Work to complete – Check each line of the material below, and copy it if it holds the string "screenshot".

Saved data entries –
# # # #

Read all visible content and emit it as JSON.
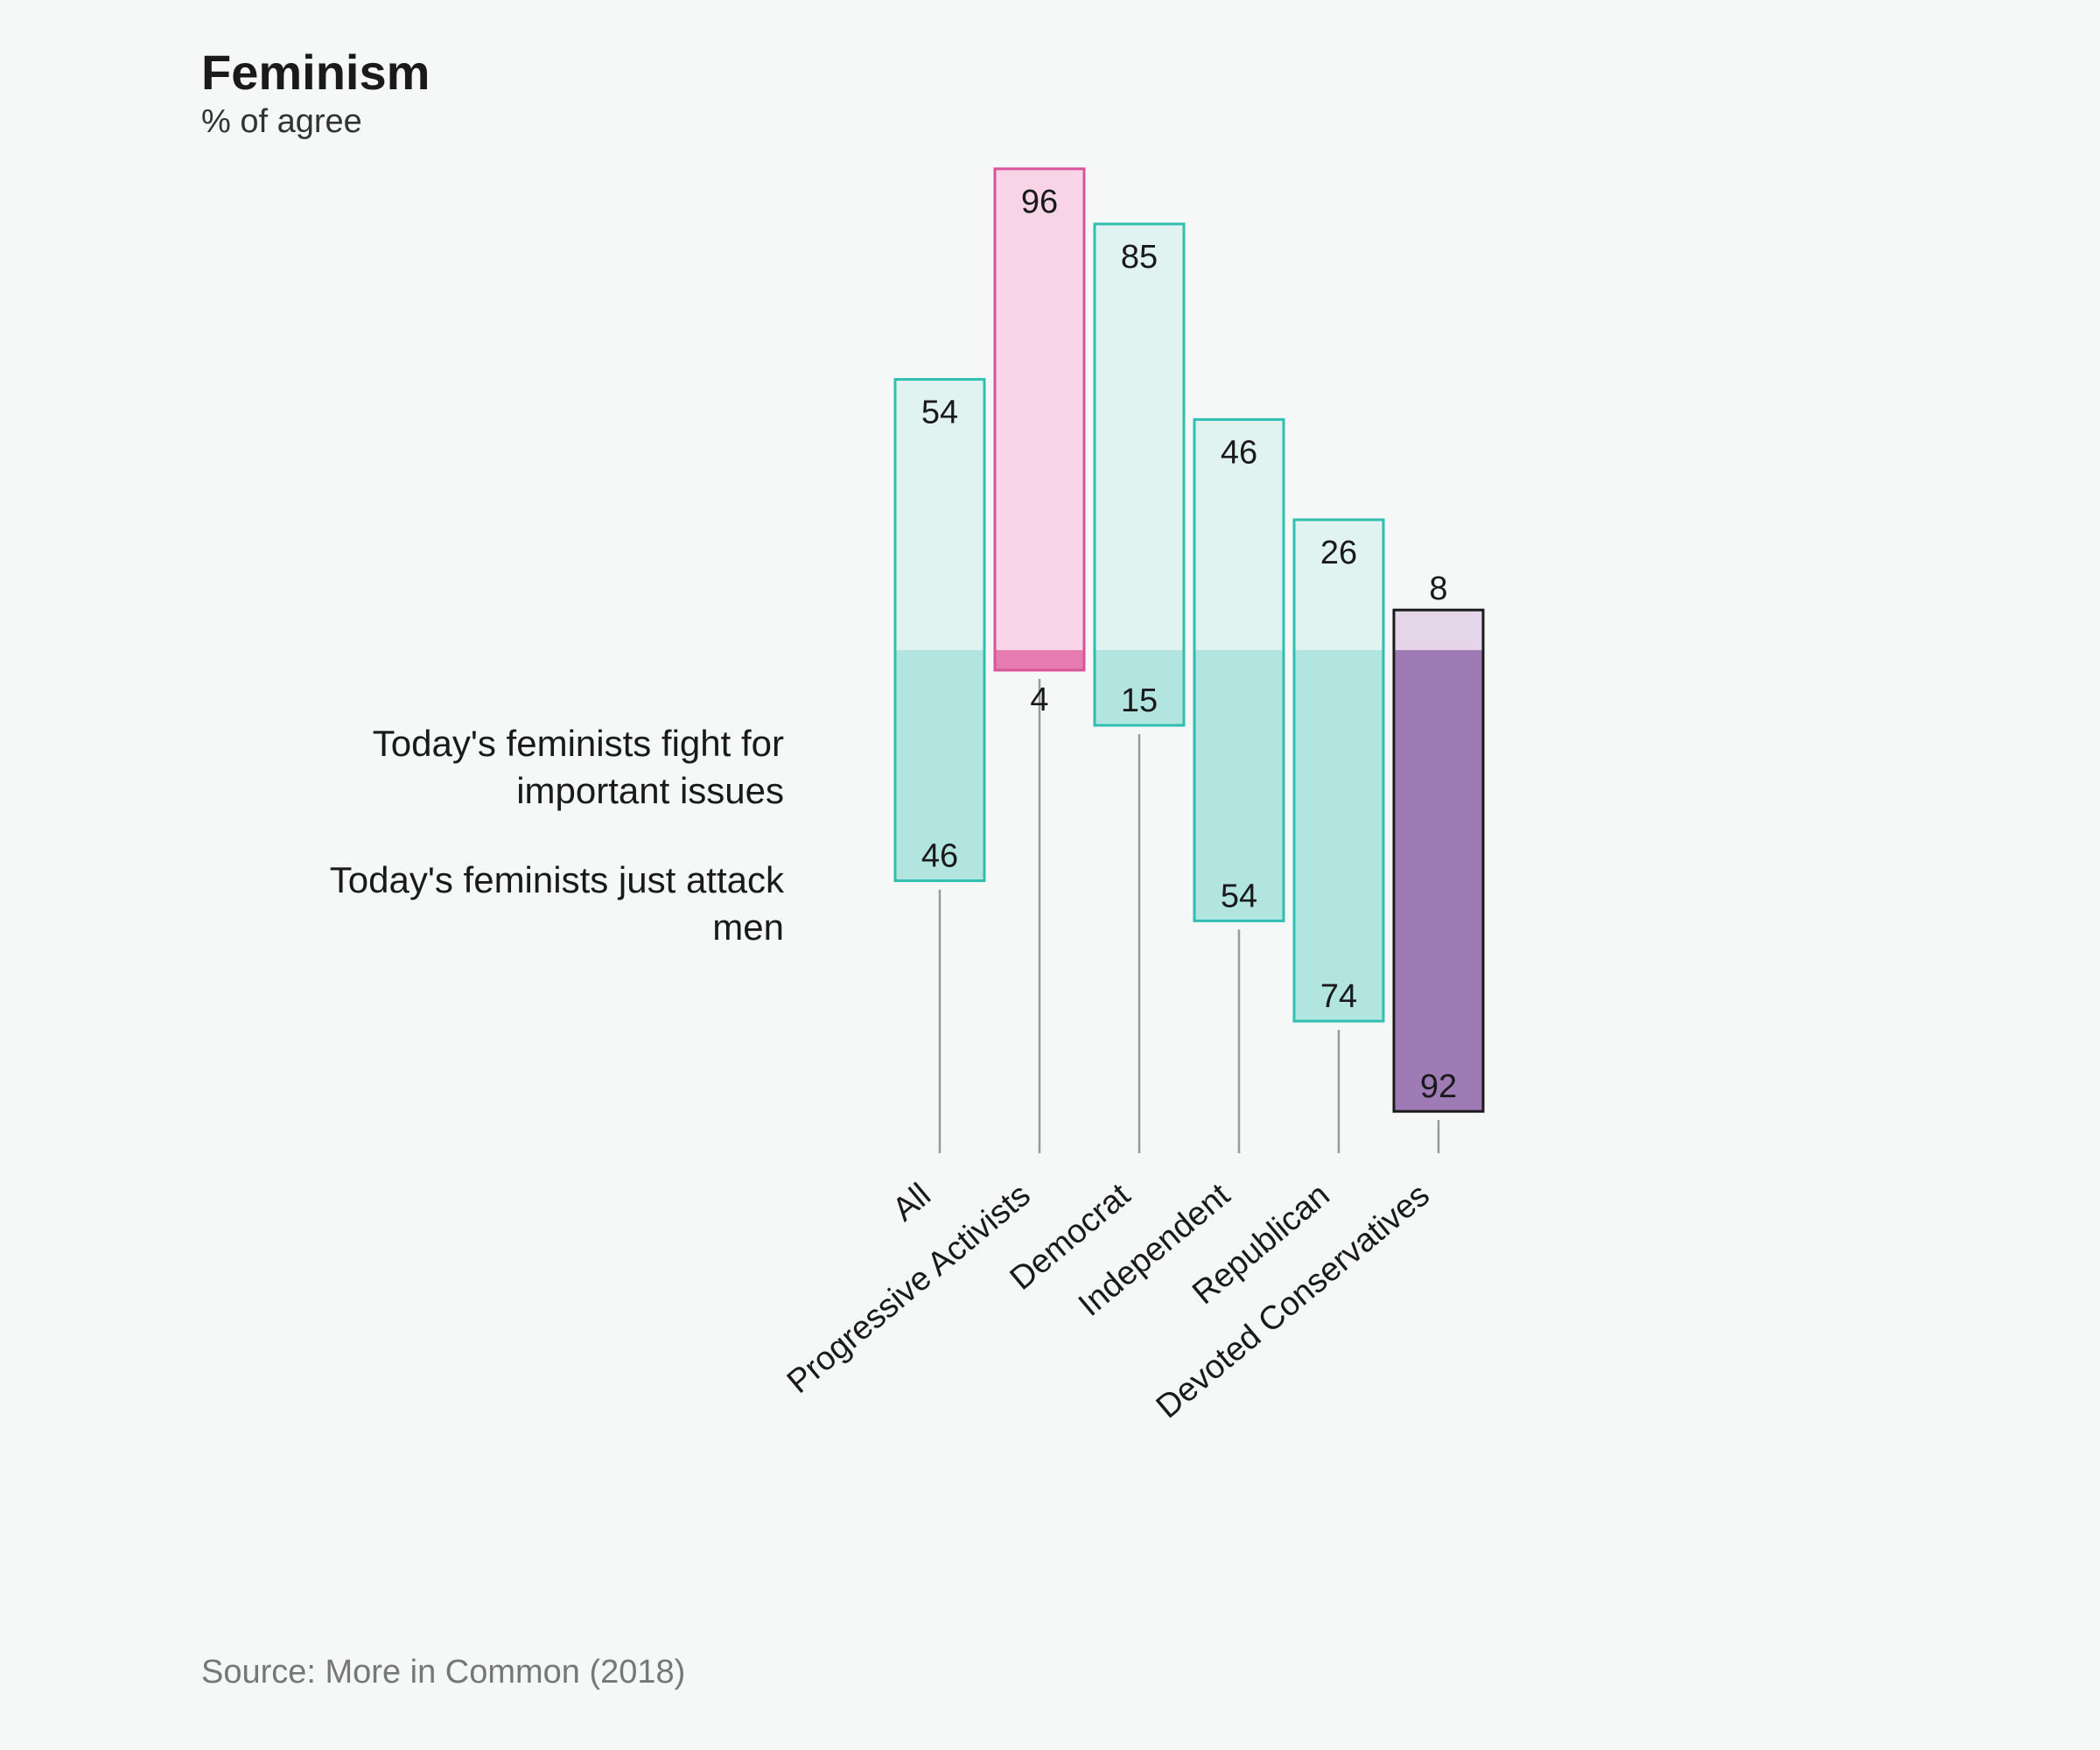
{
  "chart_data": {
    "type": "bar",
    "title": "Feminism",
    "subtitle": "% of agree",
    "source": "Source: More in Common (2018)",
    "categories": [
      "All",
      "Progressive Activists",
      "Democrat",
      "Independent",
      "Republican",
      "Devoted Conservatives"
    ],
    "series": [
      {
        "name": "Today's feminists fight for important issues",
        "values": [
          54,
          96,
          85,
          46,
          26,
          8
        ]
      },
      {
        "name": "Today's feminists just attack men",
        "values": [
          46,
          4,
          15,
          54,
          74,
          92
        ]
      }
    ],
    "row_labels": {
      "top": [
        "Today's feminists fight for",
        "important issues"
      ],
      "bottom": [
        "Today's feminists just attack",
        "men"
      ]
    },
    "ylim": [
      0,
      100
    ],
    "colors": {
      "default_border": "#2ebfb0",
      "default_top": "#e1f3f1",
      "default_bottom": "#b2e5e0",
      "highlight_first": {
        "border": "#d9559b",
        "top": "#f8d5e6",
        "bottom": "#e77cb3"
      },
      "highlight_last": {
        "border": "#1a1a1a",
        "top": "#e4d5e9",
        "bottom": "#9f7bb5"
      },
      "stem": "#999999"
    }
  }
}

# # # #

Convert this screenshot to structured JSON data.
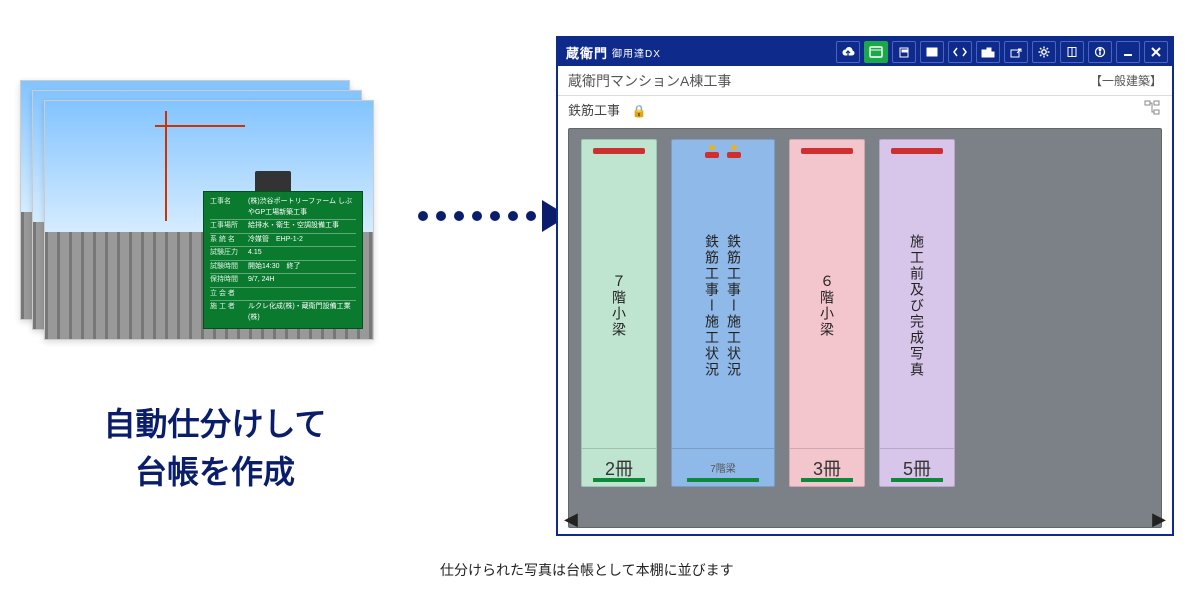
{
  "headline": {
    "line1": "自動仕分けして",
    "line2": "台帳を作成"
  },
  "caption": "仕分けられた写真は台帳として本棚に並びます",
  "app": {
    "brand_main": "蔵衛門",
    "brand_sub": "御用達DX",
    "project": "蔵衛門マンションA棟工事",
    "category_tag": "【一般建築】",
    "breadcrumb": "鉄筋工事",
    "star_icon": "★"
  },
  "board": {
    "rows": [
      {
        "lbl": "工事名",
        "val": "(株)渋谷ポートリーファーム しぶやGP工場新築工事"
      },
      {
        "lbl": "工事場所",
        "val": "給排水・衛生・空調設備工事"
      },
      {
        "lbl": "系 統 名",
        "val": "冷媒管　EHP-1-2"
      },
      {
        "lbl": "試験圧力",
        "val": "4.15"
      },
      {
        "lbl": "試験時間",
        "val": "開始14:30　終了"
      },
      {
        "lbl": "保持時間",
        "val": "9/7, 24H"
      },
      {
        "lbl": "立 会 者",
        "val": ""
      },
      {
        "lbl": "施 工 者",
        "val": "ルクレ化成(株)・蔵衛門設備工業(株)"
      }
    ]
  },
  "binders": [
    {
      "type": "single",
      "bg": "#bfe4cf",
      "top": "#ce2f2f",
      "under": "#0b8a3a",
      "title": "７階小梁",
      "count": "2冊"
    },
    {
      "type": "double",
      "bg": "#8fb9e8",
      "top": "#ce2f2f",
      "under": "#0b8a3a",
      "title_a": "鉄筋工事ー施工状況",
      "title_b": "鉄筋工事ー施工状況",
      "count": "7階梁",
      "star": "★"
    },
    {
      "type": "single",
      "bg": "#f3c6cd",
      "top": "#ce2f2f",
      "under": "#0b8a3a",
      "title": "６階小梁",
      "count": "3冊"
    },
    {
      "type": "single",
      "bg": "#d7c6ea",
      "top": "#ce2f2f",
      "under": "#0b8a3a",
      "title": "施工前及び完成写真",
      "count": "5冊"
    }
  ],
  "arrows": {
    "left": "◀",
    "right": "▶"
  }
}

# # # #

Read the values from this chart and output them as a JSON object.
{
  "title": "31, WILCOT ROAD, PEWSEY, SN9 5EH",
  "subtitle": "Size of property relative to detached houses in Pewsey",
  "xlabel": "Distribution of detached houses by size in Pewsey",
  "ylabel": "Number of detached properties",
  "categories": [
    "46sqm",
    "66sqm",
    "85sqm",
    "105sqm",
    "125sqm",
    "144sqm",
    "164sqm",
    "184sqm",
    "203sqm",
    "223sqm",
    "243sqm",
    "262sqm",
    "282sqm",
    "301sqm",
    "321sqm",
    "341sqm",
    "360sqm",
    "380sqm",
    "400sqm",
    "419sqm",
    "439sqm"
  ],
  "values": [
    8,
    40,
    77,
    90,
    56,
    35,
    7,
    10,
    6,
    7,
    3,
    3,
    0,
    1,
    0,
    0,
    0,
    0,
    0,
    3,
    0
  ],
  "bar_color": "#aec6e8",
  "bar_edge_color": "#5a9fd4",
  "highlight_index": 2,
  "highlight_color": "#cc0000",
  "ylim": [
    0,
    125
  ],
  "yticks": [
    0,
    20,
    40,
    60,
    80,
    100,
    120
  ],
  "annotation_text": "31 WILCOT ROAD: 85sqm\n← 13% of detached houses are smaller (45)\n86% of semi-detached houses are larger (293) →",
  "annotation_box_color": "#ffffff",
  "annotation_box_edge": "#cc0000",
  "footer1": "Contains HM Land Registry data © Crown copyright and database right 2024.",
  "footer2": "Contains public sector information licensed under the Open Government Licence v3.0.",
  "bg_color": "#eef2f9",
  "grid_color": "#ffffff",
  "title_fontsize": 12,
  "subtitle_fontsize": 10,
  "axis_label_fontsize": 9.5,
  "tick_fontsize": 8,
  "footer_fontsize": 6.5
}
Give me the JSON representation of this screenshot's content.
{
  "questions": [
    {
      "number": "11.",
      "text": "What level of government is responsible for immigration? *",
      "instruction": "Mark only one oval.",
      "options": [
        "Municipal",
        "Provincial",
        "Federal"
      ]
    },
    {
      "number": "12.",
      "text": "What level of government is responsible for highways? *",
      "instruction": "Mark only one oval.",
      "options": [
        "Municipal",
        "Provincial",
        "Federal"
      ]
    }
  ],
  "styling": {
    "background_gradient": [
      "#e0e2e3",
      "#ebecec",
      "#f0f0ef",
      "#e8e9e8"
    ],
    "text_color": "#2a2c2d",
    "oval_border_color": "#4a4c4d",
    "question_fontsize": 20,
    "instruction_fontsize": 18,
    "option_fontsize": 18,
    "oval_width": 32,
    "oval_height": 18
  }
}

# # # #

Final answer –
Convert this screenshot to structured JSON data.
Give me the JSON representation of this screenshot's content.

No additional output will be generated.